Within the listing below, locate all lines containing the word "name". Copy each one.

::::::::::

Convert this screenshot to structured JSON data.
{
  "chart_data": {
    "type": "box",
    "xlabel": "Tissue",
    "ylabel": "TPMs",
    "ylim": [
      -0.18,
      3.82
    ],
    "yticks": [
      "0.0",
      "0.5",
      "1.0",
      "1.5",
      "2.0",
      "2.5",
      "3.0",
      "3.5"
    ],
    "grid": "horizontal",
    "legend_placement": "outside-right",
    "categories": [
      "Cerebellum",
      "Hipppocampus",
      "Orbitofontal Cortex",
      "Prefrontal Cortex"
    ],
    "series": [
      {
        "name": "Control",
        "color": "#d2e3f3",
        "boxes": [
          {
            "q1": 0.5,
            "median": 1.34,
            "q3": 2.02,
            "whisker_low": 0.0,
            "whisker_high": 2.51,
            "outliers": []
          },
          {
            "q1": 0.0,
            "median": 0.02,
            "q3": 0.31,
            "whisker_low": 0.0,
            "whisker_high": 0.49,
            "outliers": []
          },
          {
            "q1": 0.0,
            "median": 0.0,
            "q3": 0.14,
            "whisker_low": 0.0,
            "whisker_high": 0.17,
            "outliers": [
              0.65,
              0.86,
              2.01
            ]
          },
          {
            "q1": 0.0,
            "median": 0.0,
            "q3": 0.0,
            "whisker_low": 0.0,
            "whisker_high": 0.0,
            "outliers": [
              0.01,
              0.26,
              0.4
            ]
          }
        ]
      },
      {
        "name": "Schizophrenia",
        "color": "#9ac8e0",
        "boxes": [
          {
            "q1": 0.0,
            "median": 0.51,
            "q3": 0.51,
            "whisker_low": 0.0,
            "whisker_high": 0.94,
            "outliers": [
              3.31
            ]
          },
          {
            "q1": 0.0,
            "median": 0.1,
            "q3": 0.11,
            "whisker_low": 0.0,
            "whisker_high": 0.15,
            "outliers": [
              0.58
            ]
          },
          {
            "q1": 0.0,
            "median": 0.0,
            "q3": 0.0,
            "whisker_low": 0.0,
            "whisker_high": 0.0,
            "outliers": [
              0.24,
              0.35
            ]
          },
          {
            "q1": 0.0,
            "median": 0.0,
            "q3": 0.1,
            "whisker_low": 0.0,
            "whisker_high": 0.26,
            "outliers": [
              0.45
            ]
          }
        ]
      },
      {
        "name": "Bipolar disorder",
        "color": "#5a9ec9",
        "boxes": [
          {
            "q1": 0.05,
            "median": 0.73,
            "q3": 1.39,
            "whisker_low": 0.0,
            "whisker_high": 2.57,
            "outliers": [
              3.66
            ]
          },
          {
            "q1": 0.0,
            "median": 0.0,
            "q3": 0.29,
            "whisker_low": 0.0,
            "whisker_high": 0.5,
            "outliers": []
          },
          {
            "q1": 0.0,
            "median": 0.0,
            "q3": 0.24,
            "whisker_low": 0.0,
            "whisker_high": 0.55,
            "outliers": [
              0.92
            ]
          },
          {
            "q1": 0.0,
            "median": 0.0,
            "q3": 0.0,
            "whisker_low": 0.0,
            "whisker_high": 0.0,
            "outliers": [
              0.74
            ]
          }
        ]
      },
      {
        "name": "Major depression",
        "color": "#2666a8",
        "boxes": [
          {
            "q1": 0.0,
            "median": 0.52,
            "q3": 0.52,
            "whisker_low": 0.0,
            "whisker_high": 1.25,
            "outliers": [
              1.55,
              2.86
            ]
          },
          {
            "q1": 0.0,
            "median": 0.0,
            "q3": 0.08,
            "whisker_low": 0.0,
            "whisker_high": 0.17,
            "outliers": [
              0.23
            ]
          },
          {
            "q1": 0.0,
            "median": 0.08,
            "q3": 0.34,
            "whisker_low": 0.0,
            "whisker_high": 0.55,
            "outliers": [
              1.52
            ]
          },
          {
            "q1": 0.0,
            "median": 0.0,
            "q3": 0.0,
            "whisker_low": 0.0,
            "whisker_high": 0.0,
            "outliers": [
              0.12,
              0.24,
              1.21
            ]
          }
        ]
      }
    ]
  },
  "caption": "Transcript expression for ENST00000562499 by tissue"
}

::::::::::

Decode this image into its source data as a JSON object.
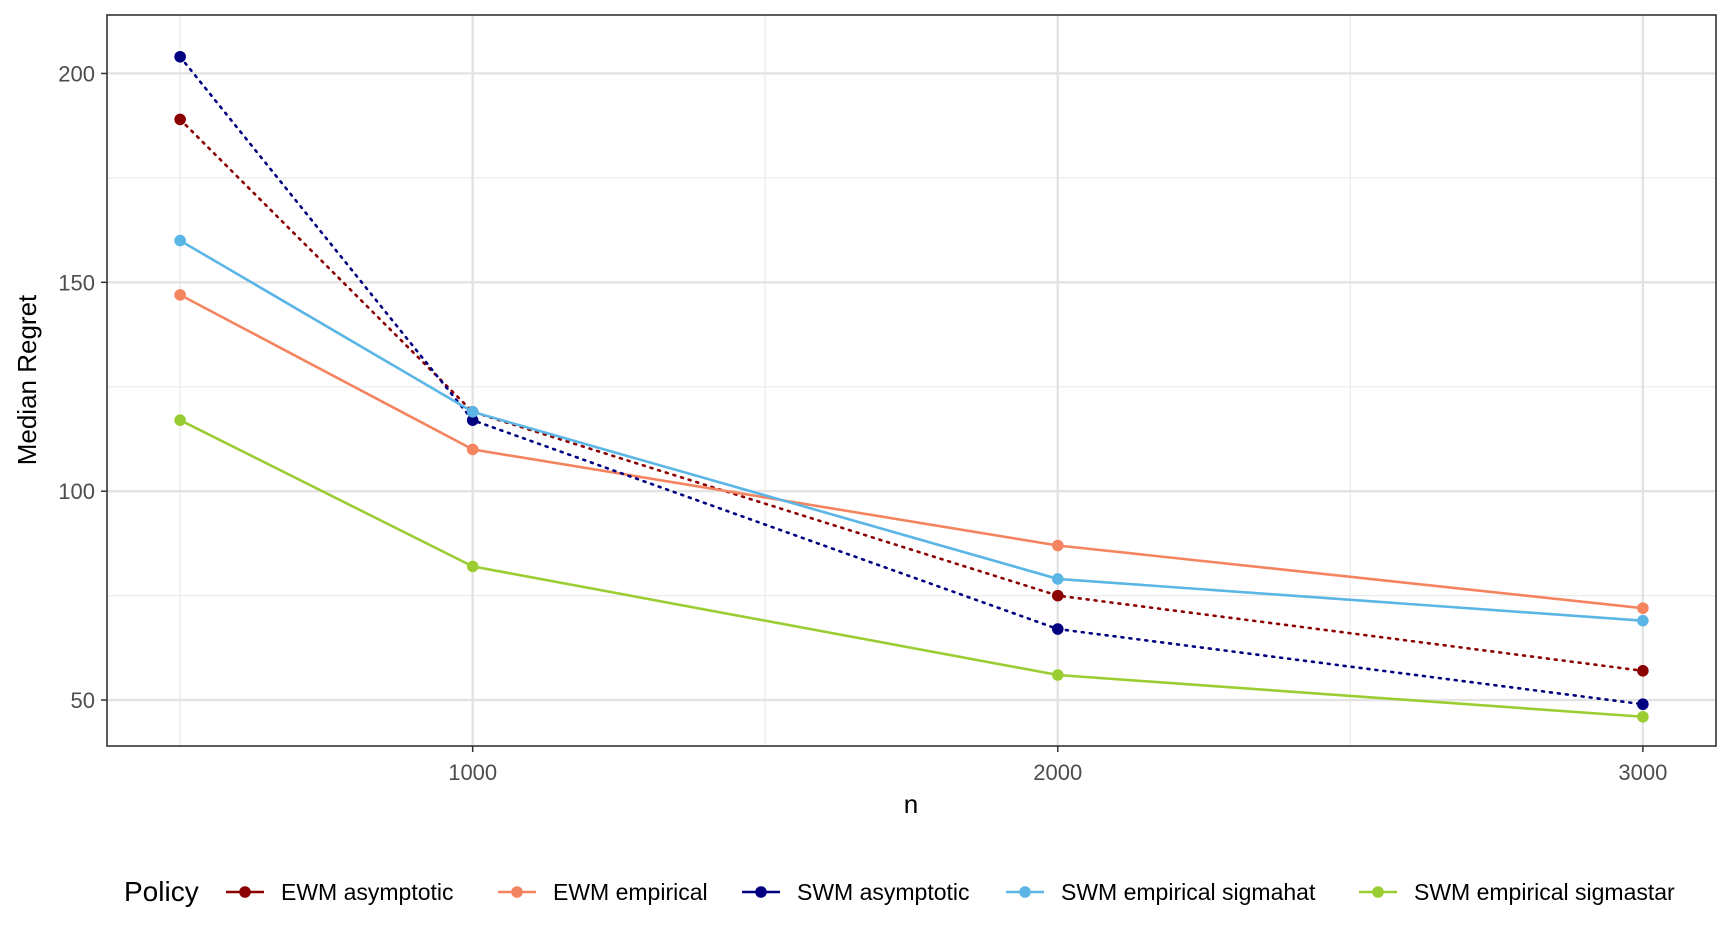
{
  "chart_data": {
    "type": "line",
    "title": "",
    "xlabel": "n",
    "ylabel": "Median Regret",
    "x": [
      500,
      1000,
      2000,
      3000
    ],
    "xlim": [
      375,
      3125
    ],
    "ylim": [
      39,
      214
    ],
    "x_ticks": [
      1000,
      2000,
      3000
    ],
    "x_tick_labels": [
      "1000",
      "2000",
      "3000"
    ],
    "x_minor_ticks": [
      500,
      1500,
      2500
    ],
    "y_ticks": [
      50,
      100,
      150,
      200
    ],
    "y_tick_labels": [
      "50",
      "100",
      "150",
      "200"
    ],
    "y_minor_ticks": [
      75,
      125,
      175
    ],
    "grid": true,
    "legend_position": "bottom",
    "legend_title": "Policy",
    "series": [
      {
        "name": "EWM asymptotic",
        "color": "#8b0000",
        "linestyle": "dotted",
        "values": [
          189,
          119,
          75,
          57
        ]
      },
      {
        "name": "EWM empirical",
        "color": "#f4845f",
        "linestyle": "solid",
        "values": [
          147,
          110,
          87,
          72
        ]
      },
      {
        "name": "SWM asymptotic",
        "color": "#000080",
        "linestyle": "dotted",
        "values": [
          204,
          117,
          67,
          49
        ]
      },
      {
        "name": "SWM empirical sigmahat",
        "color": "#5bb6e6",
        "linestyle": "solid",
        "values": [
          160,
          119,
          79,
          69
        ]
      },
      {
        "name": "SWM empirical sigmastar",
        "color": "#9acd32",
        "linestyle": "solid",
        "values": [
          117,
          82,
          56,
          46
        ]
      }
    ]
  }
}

::::::::::

RESULT:
        "name": "Control",
        "name": "Schizophrenia",
        "name": "Bipolar disorder",
        "name": "Major depression",
        "name": "EWM asymptotic",
        "name": "EWM empirical",
        "name": "SWM asymptotic",
        "name": "SWM empirical sigmahat",
        "name": "SWM empirical sigmastar",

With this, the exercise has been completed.